(Text block)
2. Materials and Methods

2.1. System Architecture Overview

The system architecture adopts a two-tier structure, consisting of a User Layer and a Server Layer, as depicted in Figure 1. The User Layer developed using Vue.js, focuses primarily on user interaction. In contrast, the Server Layer, constructed and operated with Python, specializes in data processing tasks. Data exchange between these layers occurs via the hypertext transfer protocol (HTTP).

In the framework, the Interface Driver takes on the responsibility of converting user operation instructions for diverse modules into HTTP requests. The Router Adapter receives these requests and verifies access rights. Upon meeting the access control, the Router Adapter distributes requests to the corresponding processing functions, following routing rules. After processing, the Server Layer packages the results into HTTP responses and sends them to the User Layer. Within the system modules, both the Process and Pipeline components utilize the processing methods of the Process Tools, but they serve different usage scenarios. The Pipeline module establishes an automated workflow by initiating asynchronous sub-threads on the server side to complete all preset tasks, rendering it well-suited for continuous and batch processing tasks. In contrast, the Process module is tailored for single processing tasks and operates synchronously, waiting for the results of the current task before proceeding. This synchronous operation gives the Process module an advantage in handling tasks necessitating real-time feedback.

The operational modes, as shown in Figure 2, facilitate both online and offline data processing. It seeks to integrate the efficiency of cloud computing with the convenience of integrated platforms, thus achieving a balanced set of benefits.

The offline operational mode resembles traditional integrated platforms, allowing users to process EEG data directly on their local computers. The hypertext markup language (HTML) pages built by Vue.js are encapsulated within the Electron framework, allowing for cross-platform application support. Upon program startup, the Server Layer initiates locally as a subprocess. Data exchange relies on the local loopback network, managed by the machine’s loopback adapter. Consequently, in most scenarios, the CPU performance primarily dictates data transmission speed, ensuring that transmission performance is not a limiting factor. Local hardware capabilities are crucial for both data processing and user interaction performance in offline mode. Therefore, a certain level of hardware performance is required to process intricate EEG data smoothly.

(The tasks)
[1] In the system architecture text, what programming language is used to build and run the Server Layer?
[2] In the system architecture text, replace "Vue.js" with "React" in the part that opens with the words containing "2.1. System Architecture" and closes with "transfer protocol (HTTP).".
[3] Write the next part of the system architecture text, picking up right after its final sentence.

(Material provided)
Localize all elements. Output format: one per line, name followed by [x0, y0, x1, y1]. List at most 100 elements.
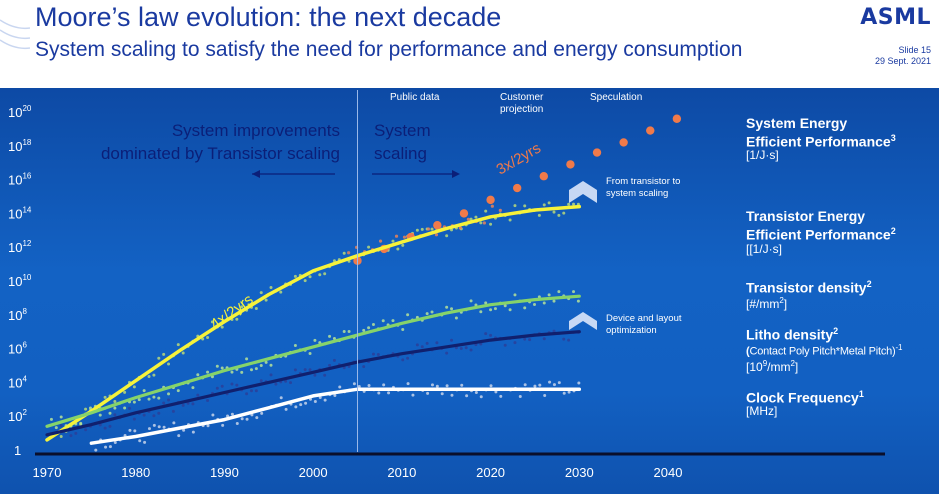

(Outputs in order)
[1] Python

[2]
2.1. System Architecture Overview

The system architecture adopts a two-tier structure, consisting of a User Layer and a Server Layer, as depicted in Figure 1. The User Layer developed using React, focuses primarily on user interaction. In contrast, the Server Layer, constructed and operated with Python, specializes in data processing tasks. Data exchange between these layers occurs via the hypertext transfer protocol (HTTP).

[3]
Conversely, the online operation mode takes inspiration from cloud computing. In this model, high-performance computers manage data processing tasks, leaving the local system dedicated solely to user interaction and data visualization. This mode supports the concurrent processing of tasks by multiple users, requiring only that users establish a connection between their local machine and the remote server. As we utilized HTML for the development of the user layer, servers that have been deployed can be accessed directly through a web browser. In contrast to other distributed systems, MBPPE grants users full control over system resources, eliminating the necessity for role segmentation. This suggests that the online mode may offer appropriate private deployment solutions for EEG data to laboratories and individual users. Compared to publicly available EEG processing platforms, private deployment can provide enhanced data security and minimize the risk of data leakage.

2.2. Data Formatting

Given the diverse data types and structures from various acquisition devices, we apply a specific formatting process to the input data to standardize its structure, optimizing subsequent EEG data processing and analysis. MBPPE supports direct reading of standard format mat files and NumPy [11] array files. Upon analyzing the data file, the time series for each channel is independently extracted and stacked, thereby generating a two-dimensional matrix (channels, samples). In this structure, each matrix row represents an EEG signal channel, and each column corresponds to a sample point. For instance, a

62 \times 200

matrix indicates data comprising 62 channels and 200 sample points. During data acquisition, the duration of samples may vary across channels, potentially resulting in EEG time series of unequal lengths that are unfit for matrix formation. To resolve this complication, we introduce two adjustment methods for users to standardize the time series length: one involves trimming the data based on the shortest sampling duration; the other uses the longest sampling duration as a reference to interpolate data at the ends of shorter sequences. MBPPE offers filling approaches such as zero padding, specified value padding, or mean value padding. Figure 3 depicts the data formatting process using zero padding. Although this change may modify the original data structure, it improves the efficiency of subsequent matrix operations.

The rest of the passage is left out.